- Input rows
# # # # # # #
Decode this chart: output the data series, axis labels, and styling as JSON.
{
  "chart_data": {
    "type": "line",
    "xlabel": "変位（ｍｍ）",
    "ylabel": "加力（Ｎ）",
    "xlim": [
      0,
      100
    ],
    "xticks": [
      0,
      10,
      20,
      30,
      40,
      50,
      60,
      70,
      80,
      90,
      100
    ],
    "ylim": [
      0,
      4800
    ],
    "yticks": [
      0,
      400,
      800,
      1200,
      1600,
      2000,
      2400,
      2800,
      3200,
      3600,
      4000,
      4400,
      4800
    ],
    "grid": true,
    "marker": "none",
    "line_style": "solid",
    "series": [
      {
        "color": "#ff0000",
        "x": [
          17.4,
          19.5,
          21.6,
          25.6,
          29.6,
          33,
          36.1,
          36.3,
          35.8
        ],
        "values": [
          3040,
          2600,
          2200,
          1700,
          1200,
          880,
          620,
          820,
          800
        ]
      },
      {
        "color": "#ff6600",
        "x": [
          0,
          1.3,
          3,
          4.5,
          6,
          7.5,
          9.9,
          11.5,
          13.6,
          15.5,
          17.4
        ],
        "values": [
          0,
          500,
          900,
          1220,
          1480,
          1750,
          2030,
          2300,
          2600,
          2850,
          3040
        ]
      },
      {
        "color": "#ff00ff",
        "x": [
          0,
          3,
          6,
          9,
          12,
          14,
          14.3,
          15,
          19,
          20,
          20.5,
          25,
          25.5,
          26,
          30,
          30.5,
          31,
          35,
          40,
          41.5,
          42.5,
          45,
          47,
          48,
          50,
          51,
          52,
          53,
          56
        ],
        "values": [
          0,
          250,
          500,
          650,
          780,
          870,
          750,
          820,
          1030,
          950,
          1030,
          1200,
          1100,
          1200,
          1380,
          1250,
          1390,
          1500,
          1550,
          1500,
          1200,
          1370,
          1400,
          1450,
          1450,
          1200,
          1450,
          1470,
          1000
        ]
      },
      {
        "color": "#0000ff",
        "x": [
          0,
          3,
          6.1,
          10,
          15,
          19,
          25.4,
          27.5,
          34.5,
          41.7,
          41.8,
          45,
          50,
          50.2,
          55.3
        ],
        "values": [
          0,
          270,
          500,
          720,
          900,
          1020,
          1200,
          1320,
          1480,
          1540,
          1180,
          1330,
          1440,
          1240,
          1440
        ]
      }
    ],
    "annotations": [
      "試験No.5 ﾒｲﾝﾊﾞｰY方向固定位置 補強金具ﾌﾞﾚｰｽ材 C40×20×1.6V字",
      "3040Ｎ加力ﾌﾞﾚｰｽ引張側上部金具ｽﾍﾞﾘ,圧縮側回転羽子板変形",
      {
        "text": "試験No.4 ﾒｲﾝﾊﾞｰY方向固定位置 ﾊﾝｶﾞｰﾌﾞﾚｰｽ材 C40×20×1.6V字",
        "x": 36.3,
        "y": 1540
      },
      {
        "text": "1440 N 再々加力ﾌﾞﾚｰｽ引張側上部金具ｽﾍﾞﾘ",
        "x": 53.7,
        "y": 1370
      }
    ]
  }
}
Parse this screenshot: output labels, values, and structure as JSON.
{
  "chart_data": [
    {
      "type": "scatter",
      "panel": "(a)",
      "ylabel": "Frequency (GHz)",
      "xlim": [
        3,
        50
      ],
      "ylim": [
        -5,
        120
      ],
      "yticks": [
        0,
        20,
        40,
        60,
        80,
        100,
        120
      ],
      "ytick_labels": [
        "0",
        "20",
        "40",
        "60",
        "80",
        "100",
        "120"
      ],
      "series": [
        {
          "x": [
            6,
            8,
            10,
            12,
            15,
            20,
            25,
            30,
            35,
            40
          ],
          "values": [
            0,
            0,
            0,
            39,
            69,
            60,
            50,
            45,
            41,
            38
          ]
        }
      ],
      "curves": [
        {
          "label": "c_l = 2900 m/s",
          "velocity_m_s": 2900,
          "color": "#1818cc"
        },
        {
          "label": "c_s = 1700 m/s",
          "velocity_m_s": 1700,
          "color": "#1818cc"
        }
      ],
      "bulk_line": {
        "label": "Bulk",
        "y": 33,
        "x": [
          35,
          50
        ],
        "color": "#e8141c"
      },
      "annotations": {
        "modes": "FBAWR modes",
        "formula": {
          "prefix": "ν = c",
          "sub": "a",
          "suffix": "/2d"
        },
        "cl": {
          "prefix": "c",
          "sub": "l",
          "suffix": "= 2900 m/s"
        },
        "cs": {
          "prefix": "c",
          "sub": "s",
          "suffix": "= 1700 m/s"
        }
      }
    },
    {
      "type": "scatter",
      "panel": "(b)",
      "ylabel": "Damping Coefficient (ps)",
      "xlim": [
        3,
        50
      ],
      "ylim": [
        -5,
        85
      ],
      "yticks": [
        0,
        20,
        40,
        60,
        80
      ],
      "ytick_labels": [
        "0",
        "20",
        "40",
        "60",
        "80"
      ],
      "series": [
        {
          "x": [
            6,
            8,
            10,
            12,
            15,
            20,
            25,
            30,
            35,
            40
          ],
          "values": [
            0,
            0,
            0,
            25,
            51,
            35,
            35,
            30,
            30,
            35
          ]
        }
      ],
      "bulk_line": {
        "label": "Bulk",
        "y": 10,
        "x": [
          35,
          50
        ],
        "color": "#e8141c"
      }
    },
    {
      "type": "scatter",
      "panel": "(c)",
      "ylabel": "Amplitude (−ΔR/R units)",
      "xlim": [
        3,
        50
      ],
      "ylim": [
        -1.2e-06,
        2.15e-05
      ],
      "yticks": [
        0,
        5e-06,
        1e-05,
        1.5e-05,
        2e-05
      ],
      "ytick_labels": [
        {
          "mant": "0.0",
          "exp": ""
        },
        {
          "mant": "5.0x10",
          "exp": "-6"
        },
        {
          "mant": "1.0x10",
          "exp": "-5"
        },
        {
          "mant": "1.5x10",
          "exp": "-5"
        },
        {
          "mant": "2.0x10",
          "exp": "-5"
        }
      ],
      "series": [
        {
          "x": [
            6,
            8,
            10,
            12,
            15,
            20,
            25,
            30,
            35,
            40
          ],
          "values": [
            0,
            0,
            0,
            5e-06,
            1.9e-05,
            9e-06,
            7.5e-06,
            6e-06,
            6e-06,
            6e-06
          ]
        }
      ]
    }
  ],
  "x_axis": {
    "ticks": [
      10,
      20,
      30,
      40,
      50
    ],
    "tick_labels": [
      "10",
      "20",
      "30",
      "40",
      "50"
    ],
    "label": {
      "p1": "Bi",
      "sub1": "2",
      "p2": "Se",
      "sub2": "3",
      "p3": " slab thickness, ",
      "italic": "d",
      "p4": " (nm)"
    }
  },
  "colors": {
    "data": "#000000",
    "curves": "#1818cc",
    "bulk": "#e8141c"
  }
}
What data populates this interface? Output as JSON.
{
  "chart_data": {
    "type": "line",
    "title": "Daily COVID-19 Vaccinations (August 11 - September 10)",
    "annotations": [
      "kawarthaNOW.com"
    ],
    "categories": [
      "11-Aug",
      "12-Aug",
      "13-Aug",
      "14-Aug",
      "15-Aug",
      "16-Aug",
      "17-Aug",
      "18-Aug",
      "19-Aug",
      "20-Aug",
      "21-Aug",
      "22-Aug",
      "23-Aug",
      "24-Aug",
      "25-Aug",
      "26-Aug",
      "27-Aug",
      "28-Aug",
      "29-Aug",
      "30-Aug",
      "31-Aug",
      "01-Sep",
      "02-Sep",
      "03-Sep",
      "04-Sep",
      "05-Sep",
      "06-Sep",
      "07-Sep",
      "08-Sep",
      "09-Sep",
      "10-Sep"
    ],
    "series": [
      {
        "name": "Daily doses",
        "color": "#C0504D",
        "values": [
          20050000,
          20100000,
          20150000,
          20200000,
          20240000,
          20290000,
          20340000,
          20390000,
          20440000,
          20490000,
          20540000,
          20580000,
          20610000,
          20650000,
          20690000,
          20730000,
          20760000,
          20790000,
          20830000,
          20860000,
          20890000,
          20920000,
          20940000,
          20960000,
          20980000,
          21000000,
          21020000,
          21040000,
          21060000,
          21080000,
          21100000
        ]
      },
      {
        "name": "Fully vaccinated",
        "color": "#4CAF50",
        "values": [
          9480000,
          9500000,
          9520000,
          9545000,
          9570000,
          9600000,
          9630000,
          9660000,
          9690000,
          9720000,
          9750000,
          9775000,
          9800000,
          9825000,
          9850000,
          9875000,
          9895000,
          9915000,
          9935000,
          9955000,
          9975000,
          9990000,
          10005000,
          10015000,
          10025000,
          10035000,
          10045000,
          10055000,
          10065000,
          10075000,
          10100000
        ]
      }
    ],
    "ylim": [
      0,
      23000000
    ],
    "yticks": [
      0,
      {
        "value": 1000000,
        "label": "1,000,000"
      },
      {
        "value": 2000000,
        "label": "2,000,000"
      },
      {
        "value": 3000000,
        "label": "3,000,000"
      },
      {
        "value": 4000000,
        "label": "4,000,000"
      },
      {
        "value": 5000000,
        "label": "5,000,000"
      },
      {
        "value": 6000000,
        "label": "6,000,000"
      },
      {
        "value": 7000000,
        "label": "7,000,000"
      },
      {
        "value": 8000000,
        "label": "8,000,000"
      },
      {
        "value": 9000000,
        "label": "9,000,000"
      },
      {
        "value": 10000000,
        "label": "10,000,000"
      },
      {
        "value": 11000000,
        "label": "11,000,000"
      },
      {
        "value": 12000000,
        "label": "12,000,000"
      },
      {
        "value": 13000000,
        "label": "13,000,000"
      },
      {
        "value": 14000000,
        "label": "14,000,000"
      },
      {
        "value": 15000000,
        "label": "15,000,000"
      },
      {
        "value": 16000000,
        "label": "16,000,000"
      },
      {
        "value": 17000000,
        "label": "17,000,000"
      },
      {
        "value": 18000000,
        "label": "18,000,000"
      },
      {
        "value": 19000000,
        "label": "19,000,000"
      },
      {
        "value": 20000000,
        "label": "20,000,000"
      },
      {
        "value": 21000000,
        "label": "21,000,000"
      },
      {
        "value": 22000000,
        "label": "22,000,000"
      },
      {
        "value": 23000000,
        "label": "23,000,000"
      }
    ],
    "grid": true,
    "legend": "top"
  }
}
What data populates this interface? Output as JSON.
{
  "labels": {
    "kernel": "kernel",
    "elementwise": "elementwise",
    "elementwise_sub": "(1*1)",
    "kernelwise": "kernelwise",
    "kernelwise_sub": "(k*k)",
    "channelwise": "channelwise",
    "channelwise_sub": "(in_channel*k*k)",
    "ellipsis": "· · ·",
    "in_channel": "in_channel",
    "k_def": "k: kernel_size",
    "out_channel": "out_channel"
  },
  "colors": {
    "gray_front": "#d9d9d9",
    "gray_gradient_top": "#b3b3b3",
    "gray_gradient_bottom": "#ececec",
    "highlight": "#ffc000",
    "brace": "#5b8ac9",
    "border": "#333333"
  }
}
# # # # # # #
- What the task asks
List each line of the entries that holds the string "ylabel".

- Solution to this exercise
    "ylabel": "加力（Ｎ）",
      "ylabel": "Frequency (GHz)",
      "ylabel": "Damping Coefficient (ps)",
      "ylabel": "Amplitude (−ΔR/R units)",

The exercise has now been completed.